*EXERCISE DETAILS*
Each record must be retyped in full. No character may differ.

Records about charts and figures
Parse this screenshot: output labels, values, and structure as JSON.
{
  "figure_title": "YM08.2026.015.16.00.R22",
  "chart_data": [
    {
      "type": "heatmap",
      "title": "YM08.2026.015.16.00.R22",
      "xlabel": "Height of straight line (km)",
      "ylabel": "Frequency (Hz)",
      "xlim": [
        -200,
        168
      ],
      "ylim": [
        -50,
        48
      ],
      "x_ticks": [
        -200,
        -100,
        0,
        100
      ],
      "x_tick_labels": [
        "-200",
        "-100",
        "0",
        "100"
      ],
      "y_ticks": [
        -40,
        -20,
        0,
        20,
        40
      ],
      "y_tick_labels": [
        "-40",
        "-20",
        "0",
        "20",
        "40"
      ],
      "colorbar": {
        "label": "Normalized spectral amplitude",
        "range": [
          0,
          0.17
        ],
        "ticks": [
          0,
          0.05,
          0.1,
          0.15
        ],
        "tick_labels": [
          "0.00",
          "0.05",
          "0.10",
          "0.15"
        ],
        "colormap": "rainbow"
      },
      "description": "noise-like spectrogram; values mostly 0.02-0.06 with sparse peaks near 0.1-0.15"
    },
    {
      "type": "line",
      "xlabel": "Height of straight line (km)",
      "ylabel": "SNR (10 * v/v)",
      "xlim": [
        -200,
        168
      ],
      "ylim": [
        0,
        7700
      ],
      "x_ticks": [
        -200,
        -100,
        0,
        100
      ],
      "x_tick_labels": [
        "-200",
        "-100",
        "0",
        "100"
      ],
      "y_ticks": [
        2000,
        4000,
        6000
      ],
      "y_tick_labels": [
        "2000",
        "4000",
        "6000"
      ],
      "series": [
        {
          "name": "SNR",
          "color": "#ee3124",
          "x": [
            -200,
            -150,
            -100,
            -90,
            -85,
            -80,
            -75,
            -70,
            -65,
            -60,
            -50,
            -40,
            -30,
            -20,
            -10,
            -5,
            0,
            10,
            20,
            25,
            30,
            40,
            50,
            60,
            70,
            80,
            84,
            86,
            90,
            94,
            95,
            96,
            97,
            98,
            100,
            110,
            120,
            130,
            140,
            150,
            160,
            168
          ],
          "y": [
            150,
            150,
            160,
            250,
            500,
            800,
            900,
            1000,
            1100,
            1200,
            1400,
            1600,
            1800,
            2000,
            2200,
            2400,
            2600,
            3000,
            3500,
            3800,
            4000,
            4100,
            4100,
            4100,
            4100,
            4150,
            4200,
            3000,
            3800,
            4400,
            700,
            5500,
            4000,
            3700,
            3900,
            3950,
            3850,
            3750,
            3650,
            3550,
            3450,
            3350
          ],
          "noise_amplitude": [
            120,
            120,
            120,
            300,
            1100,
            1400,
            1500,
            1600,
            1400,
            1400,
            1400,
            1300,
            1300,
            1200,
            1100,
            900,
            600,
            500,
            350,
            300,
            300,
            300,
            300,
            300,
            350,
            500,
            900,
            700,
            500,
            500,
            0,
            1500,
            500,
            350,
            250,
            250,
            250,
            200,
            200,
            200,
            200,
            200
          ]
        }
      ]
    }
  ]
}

*TASK RESPONSE*
Parse this screenshot: output labels, values, and structure as JSON.
{
  "figure_title": "YM08.2026.015.16.00.R22",
  "chart_data": [
    {
      "type": "heatmap",
      "title": "YM08.2026.015.16.00.R22",
      "xlabel": "Height of straight line (km)",
      "ylabel": "Frequency (Hz)",
      "xlim": [
        -200,
        168
      ],
      "ylim": [
        -50,
        48
      ],
      "x_ticks": [
        -200,
        -100,
        0,
        100
      ],
      "x_tick_labels": [
        "-200",
        "-100",
        "0",
        "100"
      ],
      "y_ticks": [
        -40,
        -20,
        0,
        20,
        40
      ],
      "y_tick_labels": [
        "-40",
        "-20",
        "0",
        "20",
        "40"
      ],
      "colorbar": {
        "label": "Normalized spectral amplitude",
        "range": [
          0,
          0.17
        ],
        "ticks": [
          0,
          0.05,
          0.1,
          0.15
        ],
        "tick_labels": [
          "0.00",
          "0.05",
          "0.10",
          "0.15"
        ],
        "colormap": "rainbow"
      },
      "description": "noise-like spectrogram; values mostly 0.02-0.06 with sparse peaks near 0.1-0.15"
    },
    {
      "type": "line",
      "xlabel": "Height of straight line (km)",
      "ylabel": "SNR (10 * v/v)",
      "xlim": [
        -200,
        168
      ],
      "ylim": [
        0,
        7700
      ],
      "x_ticks": [
        -200,
        -100,
        0,
        100
      ],
      "x_tick_labels": [
        "-200",
        "-100",
        "0",
        "100"
      ],
      "y_ticks": [
        2000,
        4000,
        6000
      ],
      "y_tick_labels": [
        "2000",
        "4000",
        "6000"
      ],
      "series": [
        {
          "name": "SNR",
          "color": "#ee3124",
          "x": [
            -200,
            -150,
            -100,
            -90,
            -85,
            -80,
            -75,
            -70,
            -65,
            -60,
            -50,
            -40,
            -30,
            -20,
            -10,
            -5,
            0,
            10,
            20,
            25,
            30,
            40,
            50,
            60,
            70,
            80,
            84,
            86,
            90,
            94,
            95,
            96,
            97,
            98,
            100,
            110,
            120,
            130,
            140,
            150,
            160,
            168
          ],
          "y": [
            150,
            150,
            160,
            250,
            500,
            800,
            900,
            1000,
            1100,
            1200,
            1400,
            1600,
            1800,
            2000,
            2200,
            2400,
            2600,
            3000,
            3500,
            3800,
            4000,
            4100,
            4100,
            4100,
            4100,
            4150,
            4200,
            3000,
            3800,
            4400,
            700,
            5500,
            4000,
            3700,
            3900,
            3950,
            3850,
            3750,
            3650,
            3550,
            3450,
            3350
          ],
          "noise_amplitude": [
            120,
            120,
            120,
            300,
            1100,
            1400,
            1500,
            1600,
            1400,
            1400,
            1400,
            1300,
            1300,
            1200,
            1100,
            900,
            600,
            500,
            350,
            300,
            300,
            300,
            300,
            300,
            350,
            500,
            900,
            700,
            500,
            500,
            0,
            1500,
            500,
            350,
            250,
            250,
            250,
            200,
            200,
            200,
            200,
            200
          ]
        }
      ]
    }
  ]
}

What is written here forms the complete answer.